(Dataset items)
— BEGIN —

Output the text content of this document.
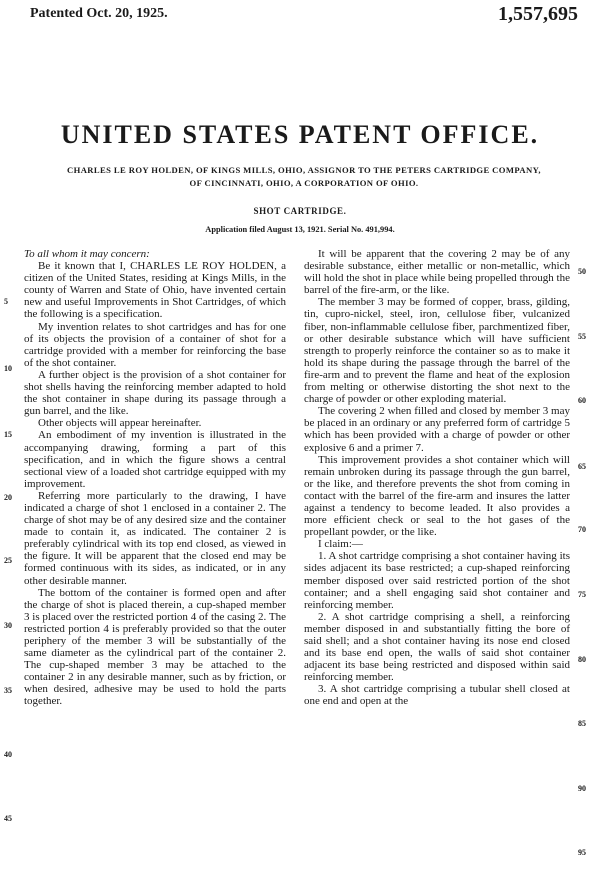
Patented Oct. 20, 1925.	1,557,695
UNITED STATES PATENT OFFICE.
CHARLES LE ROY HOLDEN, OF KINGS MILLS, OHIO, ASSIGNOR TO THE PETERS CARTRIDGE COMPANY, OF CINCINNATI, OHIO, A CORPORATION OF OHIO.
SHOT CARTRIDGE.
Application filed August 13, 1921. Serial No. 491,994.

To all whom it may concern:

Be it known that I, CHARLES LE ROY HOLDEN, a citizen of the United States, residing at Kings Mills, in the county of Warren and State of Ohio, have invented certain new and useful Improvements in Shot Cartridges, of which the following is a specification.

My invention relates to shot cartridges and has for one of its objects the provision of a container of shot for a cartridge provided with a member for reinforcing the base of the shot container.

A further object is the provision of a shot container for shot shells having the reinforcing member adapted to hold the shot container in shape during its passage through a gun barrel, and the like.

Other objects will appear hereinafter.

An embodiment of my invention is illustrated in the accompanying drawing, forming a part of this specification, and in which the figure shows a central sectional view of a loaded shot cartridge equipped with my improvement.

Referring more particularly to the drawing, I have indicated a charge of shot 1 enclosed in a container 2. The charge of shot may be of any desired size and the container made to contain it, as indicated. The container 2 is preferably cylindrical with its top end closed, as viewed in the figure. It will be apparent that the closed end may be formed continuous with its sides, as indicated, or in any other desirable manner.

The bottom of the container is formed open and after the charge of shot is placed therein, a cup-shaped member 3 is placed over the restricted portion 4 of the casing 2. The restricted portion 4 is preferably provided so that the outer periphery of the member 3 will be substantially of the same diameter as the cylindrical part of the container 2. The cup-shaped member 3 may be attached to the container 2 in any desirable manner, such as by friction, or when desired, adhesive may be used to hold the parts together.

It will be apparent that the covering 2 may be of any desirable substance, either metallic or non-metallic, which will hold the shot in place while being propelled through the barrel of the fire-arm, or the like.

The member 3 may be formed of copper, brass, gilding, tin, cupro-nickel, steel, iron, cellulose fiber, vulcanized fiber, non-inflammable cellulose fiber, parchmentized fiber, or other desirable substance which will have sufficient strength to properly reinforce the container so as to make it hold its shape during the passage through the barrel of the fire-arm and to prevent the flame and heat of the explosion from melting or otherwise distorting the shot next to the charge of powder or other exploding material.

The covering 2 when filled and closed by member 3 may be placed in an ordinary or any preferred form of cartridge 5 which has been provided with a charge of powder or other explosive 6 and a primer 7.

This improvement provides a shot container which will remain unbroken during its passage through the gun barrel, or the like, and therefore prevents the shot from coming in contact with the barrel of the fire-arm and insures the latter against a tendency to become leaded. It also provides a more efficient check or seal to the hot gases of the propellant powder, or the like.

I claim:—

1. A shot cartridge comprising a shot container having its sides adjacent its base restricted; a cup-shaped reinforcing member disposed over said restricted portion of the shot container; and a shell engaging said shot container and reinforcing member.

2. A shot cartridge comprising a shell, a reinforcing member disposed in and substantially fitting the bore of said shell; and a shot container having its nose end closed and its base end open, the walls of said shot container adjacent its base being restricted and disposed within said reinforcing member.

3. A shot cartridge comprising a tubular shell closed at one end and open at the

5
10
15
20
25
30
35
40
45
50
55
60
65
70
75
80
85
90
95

— END —

Requirement:
Skip the pictures, then retype every line above exactly.

Response to the exercise:
Output the text content of this document.
Patented Oct. 20, 1925.	1,557,695
UNITED STATES PATENT OFFICE.
CHARLES LE ROY HOLDEN, OF KINGS MILLS, OHIO, ASSIGNOR TO THE PETERS CARTRIDGE COMPANY, OF CINCINNATI, OHIO, A CORPORATION OF OHIO.
SHOT CARTRIDGE.
Application filed August 13, 1921. Serial No. 491,994.

To all whom it may concern:

Be it known that I, CHARLES LE ROY HOLDEN, a citizen of the United States, residing at Kings Mills, in the county of Warren and State of Ohio, have invented certain new and useful Improvements in Shot Cartridges, of which the following is a specification.

My invention relates to shot cartridges and has for one of its objects the provision of a container of shot for a cartridge provided with a member for reinforcing the base of the shot container.

A further object is the provision of a shot container for shot shells having the reinforcing member adapted to hold the shot container in shape during its passage through a gun barrel, and the like.

Other objects will appear hereinafter.

An embodiment of my invention is illustrated in the accompanying drawing, forming a part of this specification, and in which the figure shows a central sectional view of a loaded shot cartridge equipped with my improvement.

Referring more particularly to the drawing, I have indicated a charge of shot 1 enclosed in a container 2. The charge of shot may be of any desired size and the container made to contain it, as indicated. The container 2 is preferably cylindrical with its top end closed, as viewed in the figure. It will be apparent that the closed end may be formed continuous with its sides, as indicated, or in any other desirable manner.

The bottom of the container is formed open and after the charge of shot is placed therein, a cup-shaped member 3 is placed over the restricted portion 4 of the casing 2. The restricted portion 4 is preferably provided so that the outer periphery of the member 3 will be substantially of the same diameter as the cylindrical part of the container 2. The cup-shaped member 3 may be attached to the container 2 in any desirable manner, such as by friction, or when desired, adhesive may be used to hold the parts together.

It will be apparent that the covering 2 may be of any desirable substance, either metallic or non-metallic, which will hold the shot in place while being propelled through the barrel of the fire-arm, or the like.

The member 3 may be formed of copper, brass, gilding, tin, cupro-nickel, steel, iron, cellulose fiber, vulcanized fiber, non-inflammable cellulose fiber, parchmentized fiber, or other desirable substance which will have sufficient strength to properly reinforce the container so as to make it hold its shape during the passage through the barrel of the fire-arm and to prevent the flame and heat of the explosion from melting or otherwise distorting the shot next to the charge of powder or other exploding material.

The covering 2 when filled and closed by member 3 may be placed in an ordinary or any preferred form of cartridge 5 which has been provided with a charge of powder or other explosive 6 and a primer 7.

This improvement provides a shot container which will remain unbroken during its passage through the gun barrel, or the like, and therefore prevents the shot from coming in contact with the barrel of the fire-arm and insures the latter against a tendency to become leaded. It also provides a more efficient check or seal to the hot gases of the propellant powder, or the like.

I claim:—

1. A shot cartridge comprising a shot container having its sides adjacent its base restricted; a cup-shaped reinforcing member disposed over said restricted portion of the shot container; and a shell engaging said shot container and reinforcing member.

2. A shot cartridge comprising a shell, a reinforcing member disposed in and substantially fitting the bore of said shell; and a shot container having its nose end closed and its base end open, the walls of said shot container adjacent its base being restricted and disposed within said reinforcing member.

3. A shot cartridge comprising a tubular shell closed at one end and open at the

5
10
15
20
25
30
35
40
45
50
55
60
65
70
75
80
85
90
95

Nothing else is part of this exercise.